Ziel der Aufgabe:
Gib bitte die Daten ab der Zeile mit „Itemize the components“ bis einschließlich der Zeile mit „812, 786, 885]“ erneut aus und tausche dabei „文物部门“ gegen „文物主管部门“. Alles Übrige bleibt unverändert.

══════

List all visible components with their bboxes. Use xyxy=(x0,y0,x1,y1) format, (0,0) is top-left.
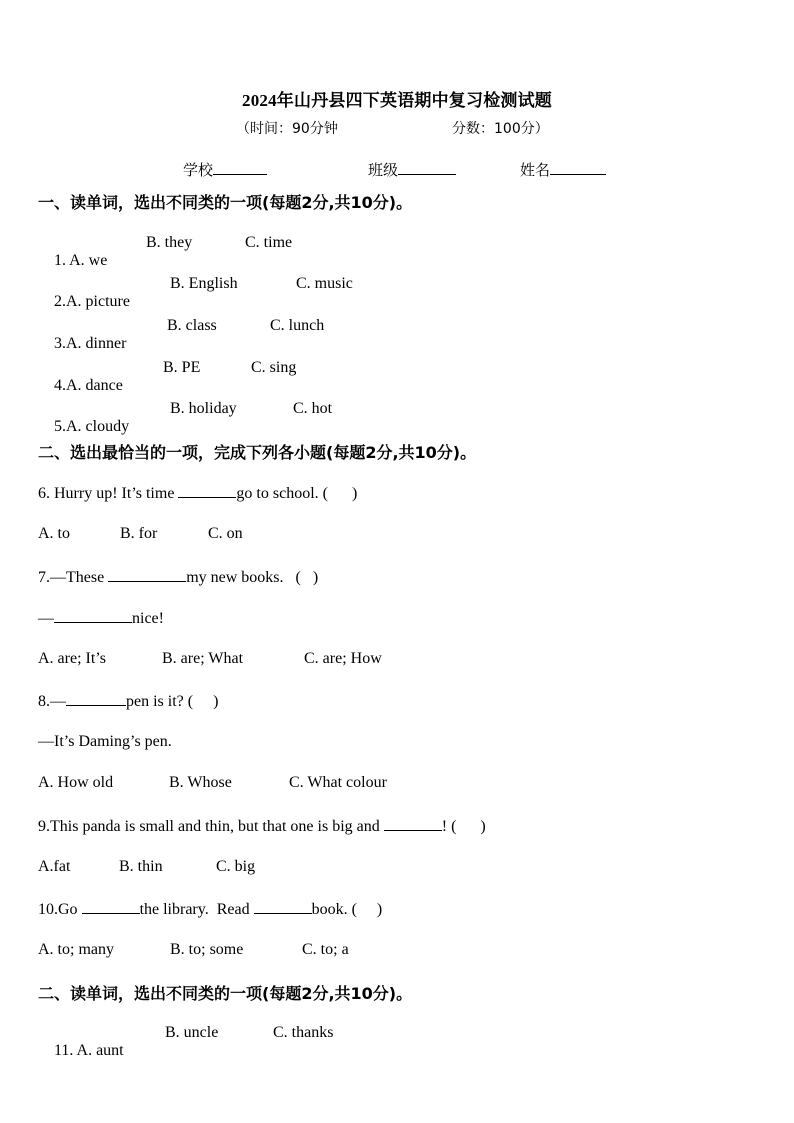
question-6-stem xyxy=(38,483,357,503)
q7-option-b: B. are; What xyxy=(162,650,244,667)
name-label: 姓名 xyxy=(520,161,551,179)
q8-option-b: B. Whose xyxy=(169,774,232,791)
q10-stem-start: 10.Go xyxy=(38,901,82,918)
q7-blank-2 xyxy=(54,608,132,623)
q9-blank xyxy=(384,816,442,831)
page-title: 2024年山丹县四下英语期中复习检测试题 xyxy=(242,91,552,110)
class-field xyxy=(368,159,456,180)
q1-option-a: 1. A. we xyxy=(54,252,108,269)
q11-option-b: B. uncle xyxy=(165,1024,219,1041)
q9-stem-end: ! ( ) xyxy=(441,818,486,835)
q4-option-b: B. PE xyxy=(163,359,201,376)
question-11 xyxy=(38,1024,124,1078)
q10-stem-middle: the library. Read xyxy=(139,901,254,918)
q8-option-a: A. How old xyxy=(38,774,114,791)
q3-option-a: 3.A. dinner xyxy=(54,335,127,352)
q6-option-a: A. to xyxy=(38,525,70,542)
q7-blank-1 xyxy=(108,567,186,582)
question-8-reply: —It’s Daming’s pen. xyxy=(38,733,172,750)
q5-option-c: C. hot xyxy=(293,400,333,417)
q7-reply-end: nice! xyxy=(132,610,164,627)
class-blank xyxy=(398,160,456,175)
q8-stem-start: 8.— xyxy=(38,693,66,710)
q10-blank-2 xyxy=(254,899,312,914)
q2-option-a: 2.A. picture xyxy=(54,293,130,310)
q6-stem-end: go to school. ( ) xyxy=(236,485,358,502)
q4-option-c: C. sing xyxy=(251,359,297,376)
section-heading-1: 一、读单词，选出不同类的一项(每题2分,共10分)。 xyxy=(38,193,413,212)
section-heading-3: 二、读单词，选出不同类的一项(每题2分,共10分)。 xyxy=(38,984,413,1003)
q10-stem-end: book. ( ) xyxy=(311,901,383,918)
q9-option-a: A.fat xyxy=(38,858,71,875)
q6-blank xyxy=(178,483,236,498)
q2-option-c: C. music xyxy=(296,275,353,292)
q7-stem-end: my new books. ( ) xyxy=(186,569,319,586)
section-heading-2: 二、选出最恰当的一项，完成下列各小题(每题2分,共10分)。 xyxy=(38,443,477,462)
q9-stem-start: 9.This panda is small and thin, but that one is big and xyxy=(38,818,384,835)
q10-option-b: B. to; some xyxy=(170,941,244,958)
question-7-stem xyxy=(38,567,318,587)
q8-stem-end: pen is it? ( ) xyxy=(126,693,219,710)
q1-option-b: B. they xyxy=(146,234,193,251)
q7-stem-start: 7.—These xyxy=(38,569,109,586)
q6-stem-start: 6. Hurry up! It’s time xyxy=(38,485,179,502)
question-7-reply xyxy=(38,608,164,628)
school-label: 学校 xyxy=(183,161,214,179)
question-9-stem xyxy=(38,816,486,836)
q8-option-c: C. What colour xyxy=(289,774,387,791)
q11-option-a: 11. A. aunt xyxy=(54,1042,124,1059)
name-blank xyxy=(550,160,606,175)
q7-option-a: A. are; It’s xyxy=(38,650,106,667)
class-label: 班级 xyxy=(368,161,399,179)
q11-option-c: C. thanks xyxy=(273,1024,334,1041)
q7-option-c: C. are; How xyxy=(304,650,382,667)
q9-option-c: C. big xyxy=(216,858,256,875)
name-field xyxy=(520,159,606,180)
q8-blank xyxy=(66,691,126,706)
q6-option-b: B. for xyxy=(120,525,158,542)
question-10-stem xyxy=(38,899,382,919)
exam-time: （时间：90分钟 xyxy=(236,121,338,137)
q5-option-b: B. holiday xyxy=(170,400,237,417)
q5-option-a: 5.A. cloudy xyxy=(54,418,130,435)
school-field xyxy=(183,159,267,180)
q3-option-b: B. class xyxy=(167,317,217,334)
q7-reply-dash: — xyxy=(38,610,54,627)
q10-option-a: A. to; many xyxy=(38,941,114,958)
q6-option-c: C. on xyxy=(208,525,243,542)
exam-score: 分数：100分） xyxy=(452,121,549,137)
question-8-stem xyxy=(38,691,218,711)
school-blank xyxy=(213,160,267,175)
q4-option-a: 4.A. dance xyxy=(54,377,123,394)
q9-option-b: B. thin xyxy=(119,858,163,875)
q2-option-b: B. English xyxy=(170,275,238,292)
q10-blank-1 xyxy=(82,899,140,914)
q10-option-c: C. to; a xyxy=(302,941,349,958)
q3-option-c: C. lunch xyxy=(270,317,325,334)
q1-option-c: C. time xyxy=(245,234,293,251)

══════

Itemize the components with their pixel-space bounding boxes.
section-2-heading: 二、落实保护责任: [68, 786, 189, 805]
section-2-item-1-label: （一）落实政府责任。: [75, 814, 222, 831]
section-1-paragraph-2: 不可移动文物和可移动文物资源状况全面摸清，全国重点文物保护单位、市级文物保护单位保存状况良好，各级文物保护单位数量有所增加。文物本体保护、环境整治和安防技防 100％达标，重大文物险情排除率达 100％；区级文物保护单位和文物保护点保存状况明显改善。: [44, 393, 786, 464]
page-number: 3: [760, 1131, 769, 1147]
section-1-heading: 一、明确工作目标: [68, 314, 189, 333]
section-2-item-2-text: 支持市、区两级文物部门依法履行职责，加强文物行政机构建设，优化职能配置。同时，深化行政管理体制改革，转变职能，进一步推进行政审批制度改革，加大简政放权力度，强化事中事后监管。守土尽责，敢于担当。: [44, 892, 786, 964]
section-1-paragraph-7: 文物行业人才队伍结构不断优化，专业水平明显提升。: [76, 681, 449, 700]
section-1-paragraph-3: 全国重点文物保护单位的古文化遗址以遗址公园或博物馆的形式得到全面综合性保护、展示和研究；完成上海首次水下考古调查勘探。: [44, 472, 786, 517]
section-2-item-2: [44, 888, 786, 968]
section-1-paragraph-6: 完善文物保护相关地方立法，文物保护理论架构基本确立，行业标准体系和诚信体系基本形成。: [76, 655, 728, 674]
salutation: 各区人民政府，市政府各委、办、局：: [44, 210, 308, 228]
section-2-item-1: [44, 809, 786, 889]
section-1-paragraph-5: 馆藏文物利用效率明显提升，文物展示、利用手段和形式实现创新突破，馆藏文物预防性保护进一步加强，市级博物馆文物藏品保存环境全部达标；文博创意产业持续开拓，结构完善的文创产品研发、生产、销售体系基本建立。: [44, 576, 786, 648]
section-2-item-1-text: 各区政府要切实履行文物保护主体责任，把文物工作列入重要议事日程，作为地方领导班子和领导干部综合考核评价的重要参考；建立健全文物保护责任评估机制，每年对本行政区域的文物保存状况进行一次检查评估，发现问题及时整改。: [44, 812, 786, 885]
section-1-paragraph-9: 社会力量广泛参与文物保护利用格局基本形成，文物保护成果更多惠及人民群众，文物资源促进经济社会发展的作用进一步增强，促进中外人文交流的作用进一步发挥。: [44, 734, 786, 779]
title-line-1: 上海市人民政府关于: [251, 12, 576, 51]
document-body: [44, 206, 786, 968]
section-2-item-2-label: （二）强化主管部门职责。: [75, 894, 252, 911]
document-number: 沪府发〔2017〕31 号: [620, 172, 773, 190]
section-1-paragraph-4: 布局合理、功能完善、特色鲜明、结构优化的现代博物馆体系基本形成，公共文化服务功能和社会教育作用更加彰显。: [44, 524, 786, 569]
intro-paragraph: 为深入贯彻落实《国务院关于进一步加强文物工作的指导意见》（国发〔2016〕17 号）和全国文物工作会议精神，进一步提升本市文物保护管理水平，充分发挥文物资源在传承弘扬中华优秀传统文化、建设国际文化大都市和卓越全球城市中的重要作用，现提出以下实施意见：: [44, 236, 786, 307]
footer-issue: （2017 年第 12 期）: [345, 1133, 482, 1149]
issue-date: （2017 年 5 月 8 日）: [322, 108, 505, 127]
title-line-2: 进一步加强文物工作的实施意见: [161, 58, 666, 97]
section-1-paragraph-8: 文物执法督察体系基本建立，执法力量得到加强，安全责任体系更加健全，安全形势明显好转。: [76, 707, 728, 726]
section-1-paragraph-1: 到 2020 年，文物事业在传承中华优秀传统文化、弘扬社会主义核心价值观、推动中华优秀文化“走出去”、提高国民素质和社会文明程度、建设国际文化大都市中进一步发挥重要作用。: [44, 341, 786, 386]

══════

Ergebnis:
Itemize the components with their pixel-space bounding boxes.
section-2-heading: 二、落实保护责任: [68, 786, 189, 805]
section-2-item-1-label: （一）落实政府责任。: [75, 814, 222, 831]
section-1-paragraph-2: 不可移动文物和可移动文物资源状况全面摸清，全国重点文物保护单位、市级文物保护单位保存状况良好，各级文物保护单位数量有所增加。文物本体保护、环境整治和安防技防 100％达标，重大文物险情排除率达 100％；区级文物保护单位和文物保护点保存状况明显改善。: [44, 393, 786, 464]
page-number: 3: [760, 1131, 769, 1147]
section-1-heading: 一、明确工作目标: [68, 314, 189, 333]
section-2-item-2-text: 支持市、区两级文物主管部门依法履行职责，加强文物行政机构建设，优化职能配置。同时，深化行政管理体制改革，转变职能，进一步推进行政审批制度改革，加大简政放权力度，强化事中事后监管。守土尽责，敢于担当。: [44, 892, 786, 964]
section-1-paragraph-7: 文物行业人才队伍结构不断优化，专业水平明显提升。: [76, 681, 449, 700]
section-1-paragraph-3: 全国重点文物保护单位的古文化遗址以遗址公园或博物馆的形式得到全面综合性保护、展示和研究；完成上海首次水下考古调查勘探。: [44, 472, 786, 517]
section-2-item-2: [44, 888, 786, 968]
section-1-paragraph-6: 完善文物保护相关地方立法，文物保护理论架构基本确立，行业标准体系和诚信体系基本形成。: [76, 655, 728, 674]
salutation: 各区人民政府，市政府各委、办、局：: [44, 210, 308, 228]
section-2-item-1: [44, 809, 786, 889]
section-1-paragraph-5: 馆藏文物利用效率明显提升，文物展示、利用手段和形式实现创新突破，馆藏文物预防性保护进一步加强，市级博物馆文物藏品保存环境全部达标；文博创意产业持续开拓，结构完善的文创产品研发、生产、销售体系基本建立。: [44, 576, 786, 648]
section-2-item-1-text: 各区政府要切实履行文物保护主体责任，把文物工作列入重要议事日程，作为地方领导班子和领导干部综合考核评价的重要参考；建立健全文物保护责任评估机制，每年对本行政区域的文物保存状况进行一次检查评估，发现问题及时整改。: [44, 812, 786, 885]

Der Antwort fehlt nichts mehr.